Stored entries
--*--

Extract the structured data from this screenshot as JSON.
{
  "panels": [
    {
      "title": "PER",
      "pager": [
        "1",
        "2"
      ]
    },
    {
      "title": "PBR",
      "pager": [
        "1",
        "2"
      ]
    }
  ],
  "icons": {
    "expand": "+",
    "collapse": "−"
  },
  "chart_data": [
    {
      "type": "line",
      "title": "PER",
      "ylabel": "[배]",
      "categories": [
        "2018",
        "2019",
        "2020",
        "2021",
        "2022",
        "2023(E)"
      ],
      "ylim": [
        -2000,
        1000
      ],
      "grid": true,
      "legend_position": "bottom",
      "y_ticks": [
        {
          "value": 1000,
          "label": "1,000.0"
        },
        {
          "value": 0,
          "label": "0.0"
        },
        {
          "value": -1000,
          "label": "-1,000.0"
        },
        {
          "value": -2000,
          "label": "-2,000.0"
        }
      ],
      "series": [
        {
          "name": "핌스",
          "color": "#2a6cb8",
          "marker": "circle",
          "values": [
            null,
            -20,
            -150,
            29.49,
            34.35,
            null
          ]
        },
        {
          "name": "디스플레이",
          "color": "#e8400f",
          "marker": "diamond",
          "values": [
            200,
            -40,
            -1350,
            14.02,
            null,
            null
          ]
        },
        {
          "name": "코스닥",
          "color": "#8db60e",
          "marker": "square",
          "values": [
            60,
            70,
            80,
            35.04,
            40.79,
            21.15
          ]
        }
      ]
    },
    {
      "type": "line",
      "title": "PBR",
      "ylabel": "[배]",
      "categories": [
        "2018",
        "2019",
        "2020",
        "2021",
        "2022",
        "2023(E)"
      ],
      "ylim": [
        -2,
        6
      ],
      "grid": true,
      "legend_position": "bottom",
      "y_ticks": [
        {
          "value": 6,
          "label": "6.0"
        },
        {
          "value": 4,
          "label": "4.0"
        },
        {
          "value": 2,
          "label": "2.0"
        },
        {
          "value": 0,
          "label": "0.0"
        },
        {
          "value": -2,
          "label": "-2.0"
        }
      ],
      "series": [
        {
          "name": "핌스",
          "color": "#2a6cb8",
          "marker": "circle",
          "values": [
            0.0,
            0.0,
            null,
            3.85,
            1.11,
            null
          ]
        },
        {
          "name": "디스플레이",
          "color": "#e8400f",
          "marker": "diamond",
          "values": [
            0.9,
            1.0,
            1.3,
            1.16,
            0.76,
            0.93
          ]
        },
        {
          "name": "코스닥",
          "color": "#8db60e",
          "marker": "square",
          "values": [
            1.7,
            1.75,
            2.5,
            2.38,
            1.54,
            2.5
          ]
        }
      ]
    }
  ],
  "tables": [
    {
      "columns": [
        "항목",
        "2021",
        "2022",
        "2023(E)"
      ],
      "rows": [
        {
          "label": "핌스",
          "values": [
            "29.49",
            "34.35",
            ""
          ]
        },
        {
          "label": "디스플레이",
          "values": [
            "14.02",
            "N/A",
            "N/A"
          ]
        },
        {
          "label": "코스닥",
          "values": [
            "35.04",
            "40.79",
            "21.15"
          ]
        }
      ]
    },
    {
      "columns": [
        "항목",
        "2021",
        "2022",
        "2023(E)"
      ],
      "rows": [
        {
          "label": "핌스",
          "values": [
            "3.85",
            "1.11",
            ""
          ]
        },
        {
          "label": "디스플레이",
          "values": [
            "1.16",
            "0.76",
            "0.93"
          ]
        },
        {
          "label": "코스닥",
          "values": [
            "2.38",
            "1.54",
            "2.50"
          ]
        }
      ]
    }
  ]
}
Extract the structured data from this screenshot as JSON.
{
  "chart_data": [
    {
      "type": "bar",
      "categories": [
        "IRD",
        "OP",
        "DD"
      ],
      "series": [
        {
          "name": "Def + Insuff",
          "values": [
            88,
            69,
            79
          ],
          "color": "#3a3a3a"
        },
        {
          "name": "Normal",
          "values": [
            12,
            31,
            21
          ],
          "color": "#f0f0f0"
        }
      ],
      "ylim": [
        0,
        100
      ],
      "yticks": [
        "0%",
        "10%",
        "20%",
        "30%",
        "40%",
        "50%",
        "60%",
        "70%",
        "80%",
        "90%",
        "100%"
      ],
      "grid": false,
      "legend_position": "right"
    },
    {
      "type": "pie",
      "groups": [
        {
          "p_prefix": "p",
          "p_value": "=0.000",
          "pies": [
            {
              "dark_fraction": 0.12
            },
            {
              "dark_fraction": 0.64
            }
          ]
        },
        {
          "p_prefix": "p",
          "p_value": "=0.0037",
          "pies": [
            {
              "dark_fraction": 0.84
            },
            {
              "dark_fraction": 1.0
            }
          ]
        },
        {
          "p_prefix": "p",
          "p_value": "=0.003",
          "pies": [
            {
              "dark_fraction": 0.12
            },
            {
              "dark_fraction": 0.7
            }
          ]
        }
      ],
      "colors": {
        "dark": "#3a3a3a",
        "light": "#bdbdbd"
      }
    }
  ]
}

--*--

## WHAT THE TASK REQUIRES:
Set down the material above again, word for word.

## TASK ANSWER:
Extract the structured data from this screenshot as JSON.
{
  "panels": [
    {
      "title": "PER",
      "pager": [
        "1",
        "2"
      ]
    },
    {
      "title": "PBR",
      "pager": [
        "1",
        "2"
      ]
    }
  ],
  "icons": {
    "expand": "+",
    "collapse": "−"
  },
  "chart_data": [
    {
      "type": "line",
      "title": "PER",
      "ylabel": "[배]",
      "categories": [
        "2018",
        "2019",
        "2020",
        "2021",
        "2022",
        "2023(E)"
      ],
      "ylim": [
        -2000,
        1000
      ],
      "grid": true,
      "legend_position": "bottom",
      "y_ticks": [
        {
          "value": 1000,
          "label": "1,000.0"
        },
        {
          "value": 0,
          "label": "0.0"
        },
        {
          "value": -1000,
          "label": "-1,000.0"
        },
        {
          "value": -2000,
          "label": "-2,000.0"
        }
      ],
      "series": [
        {
          "name": "핌스",
          "color": "#2a6cb8",
          "marker": "circle",
          "values": [
            null,
            -20,
            -150,
            29.49,
            34.35,
            null
          ]
        },
        {
          "name": "디스플레이",
          "color": "#e8400f",
          "marker": "diamond",
          "values": [
            200,
            -40,
            -1350,
            14.02,
            null,
            null
          ]
        },
        {
          "name": "코스닥",
          "color": "#8db60e",
          "marker": "square",
          "values": [
            60,
            70,
            80,
            35.04,
            40.79,
            21.15
          ]
        }
      ]
    },
    {
      "type": "line",
      "title": "PBR",
      "ylabel": "[배]",
      "categories": [
        "2018",
        "2019",
        "2020",
        "2021",
        "2022",
        "2023(E)"
      ],
      "ylim": [
        -2,
        6
      ],
      "grid": true,
      "legend_position": "bottom",
      "y_ticks": [
        {
          "value": 6,
          "label": "6.0"
        },
        {
          "value": 4,
          "label": "4.0"
        },
        {
          "value": 2,
          "label": "2.0"
        },
        {
          "value": 0,
          "label": "0.0"
        },
        {
          "value": -2,
          "label": "-2.0"
        }
      ],
      "series": [
        {
          "name": "핌스",
          "color": "#2a6cb8",
          "marker": "circle",
          "values": [
            0.0,
            0.0,
            null,
            3.85,
            1.11,
            null
          ]
        },
        {
          "name": "디스플레이",
          "color": "#e8400f",
          "marker": "diamond",
          "values": [
            0.9,
            1.0,
            1.3,
            1.16,
            0.76,
            0.93
          ]
        },
        {
          "name": "코스닥",
          "color": "#8db60e",
          "marker": "square",
          "values": [
            1.7,
            1.75,
            2.5,
            2.38,
            1.54,
            2.5
          ]
        }
      ]
    }
  ],
  "tables": [
    {
      "columns": [
        "항목",
        "2021",
        "2022",
        "2023(E)"
      ],
      "rows": [
        {
          "label": "핌스",
          "values": [
            "29.49",
            "34.35",
            ""
          ]
        },
        {
          "label": "디스플레이",
          "values": [
            "14.02",
            "N/A",
            "N/A"
          ]
        },
        {
          "label": "코스닥",
          "values": [
            "35.04",
            "40.79",
            "21.15"
          ]
        }
      ]
    },
    {
      "columns": [
        "항목",
        "2021",
        "2022",
        "2023(E)"
      ],
      "rows": [
        {
          "label": "핌스",
          "values": [
            "3.85",
            "1.11",
            ""
          ]
        },
        {
          "label": "디스플레이",
          "values": [
            "1.16",
            "0.76",
            "0.93"
          ]
        },
        {
          "label": "코스닥",
          "values": [
            "2.38",
            "1.54",
            "2.50"
          ]
        }
      ]
    }
  ]
}
Extract the structured data from this screenshot as JSON.
{
  "chart_data": [
    {
      "type": "bar",
      "categories": [
        "IRD",
        "OP",
        "DD"
      ],
      "series": [
        {
          "name": "Def + Insuff",
          "values": [
            88,
            69,
            79
          ],
          "color": "#3a3a3a"
        },
        {
          "name": "Normal",
          "values": [
            12,
            31,
            21
          ],
          "color": "#f0f0f0"
        }
      ],
      "ylim": [
        0,
        100
      ],
      "yticks": [
        "0%",
        "10%",
        "20%",
        "30%",
        "40%",
        "50%",
        "60%",
        "70%",
        "80%",
        "90%",
        "100%"
      ],
      "grid": false,
      "legend_position": "right"
    },
    {
      "type": "pie",
      "groups": [
        {
          "p_prefix": "p",
          "p_value": "=0.000",
          "pies": [
            {
              "dark_fraction": 0.12
            },
            {
              "dark_fraction": 0.64
            }
          ]
        },
        {
          "p_prefix": "p",
          "p_value": "=0.0037",
          "pies": [
            {
              "dark_fraction": 0.84
            },
            {
              "dark_fraction": 1.0
            }
          ]
        },
        {
          "p_prefix": "p",
          "p_value": "=0.003",
          "pies": [
            {
              "dark_fraction": 0.12
            },
            {
              "dark_fraction": 0.7
            }
          ]
        }
      ],
      "colors": {
        "dark": "#3a3a3a",
        "light": "#bdbdbd"
      }
    }
  ]
}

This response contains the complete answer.